WRITTEN EXERCISE> In the copy, keep every record exact and leave out all images.

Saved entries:
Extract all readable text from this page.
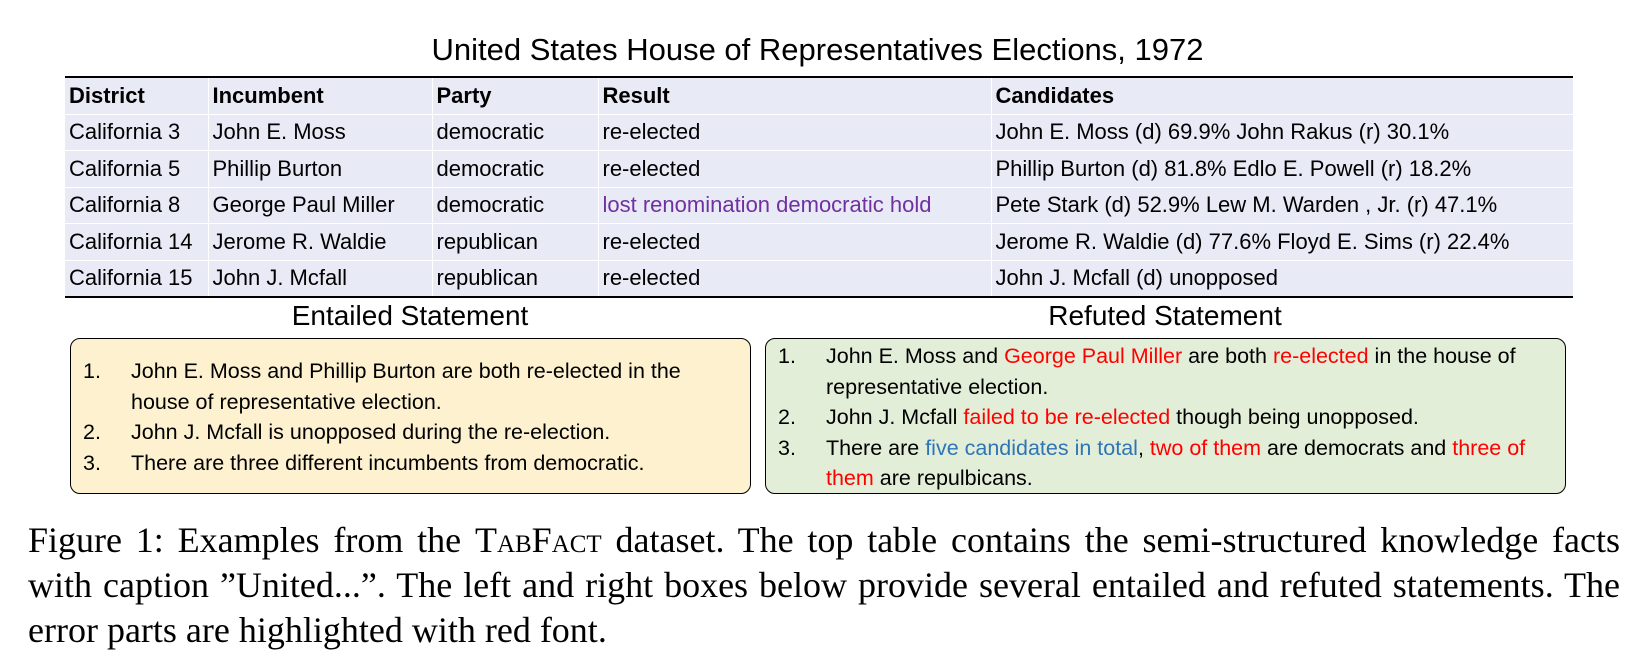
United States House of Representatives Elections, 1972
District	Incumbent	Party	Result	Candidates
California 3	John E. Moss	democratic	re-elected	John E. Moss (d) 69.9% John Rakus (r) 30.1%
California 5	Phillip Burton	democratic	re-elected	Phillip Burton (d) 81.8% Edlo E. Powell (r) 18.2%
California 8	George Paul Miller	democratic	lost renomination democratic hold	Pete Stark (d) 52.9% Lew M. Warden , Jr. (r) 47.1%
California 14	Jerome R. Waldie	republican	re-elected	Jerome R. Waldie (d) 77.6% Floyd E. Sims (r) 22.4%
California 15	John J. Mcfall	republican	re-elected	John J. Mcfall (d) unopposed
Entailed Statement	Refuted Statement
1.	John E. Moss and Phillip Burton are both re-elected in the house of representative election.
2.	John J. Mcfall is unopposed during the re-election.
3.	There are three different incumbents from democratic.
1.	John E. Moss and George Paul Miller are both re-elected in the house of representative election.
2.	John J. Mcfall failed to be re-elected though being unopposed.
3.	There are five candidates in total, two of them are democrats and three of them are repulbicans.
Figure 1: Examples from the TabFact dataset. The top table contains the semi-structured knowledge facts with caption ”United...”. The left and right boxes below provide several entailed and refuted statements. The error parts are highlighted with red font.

CORRECT RESPONSE>
Extract all readable text from this page.
United States House of Representatives Elections, 1972
District	Incumbent	Party	Result	Candidates
California 3	John E. Moss	democratic	re-elected	John E. Moss (d) 69.9% John Rakus (r) 30.1%
California 5	Phillip Burton	democratic	re-elected	Phillip Burton (d) 81.8% Edlo E. Powell (r) 18.2%
California 8	George Paul Miller	democratic	lost renomination democratic hold	Pete Stark (d) 52.9% Lew M. Warden , Jr. (r) 47.1%
California 14	Jerome R. Waldie	republican	re-elected	Jerome R. Waldie (d) 77.6% Floyd E. Sims (r) 22.4%
California 15	John J. Mcfall	republican	re-elected	John J. Mcfall (d) unopposed
Entailed Statement	Refuted Statement
1.	John E. Moss and Phillip Burton are both re-elected in the house of representative election.
2.	John J. Mcfall is unopposed during the re-election.
3.	There are three different incumbents from democratic.
1.	John E. Moss and George Paul Miller are both re-elected in the house of representative election.
2.	John J. Mcfall failed to be re-elected though being unopposed.
3.	There are five candidates in total, two of them are democrats and three of them are repulbicans.
Figure 1: Examples from the TabFact dataset. The top table contains the semi-structured knowledge facts with caption ”United...”. The left and right boxes below provide several entailed and refuted statements. The error parts are highlighted with red font.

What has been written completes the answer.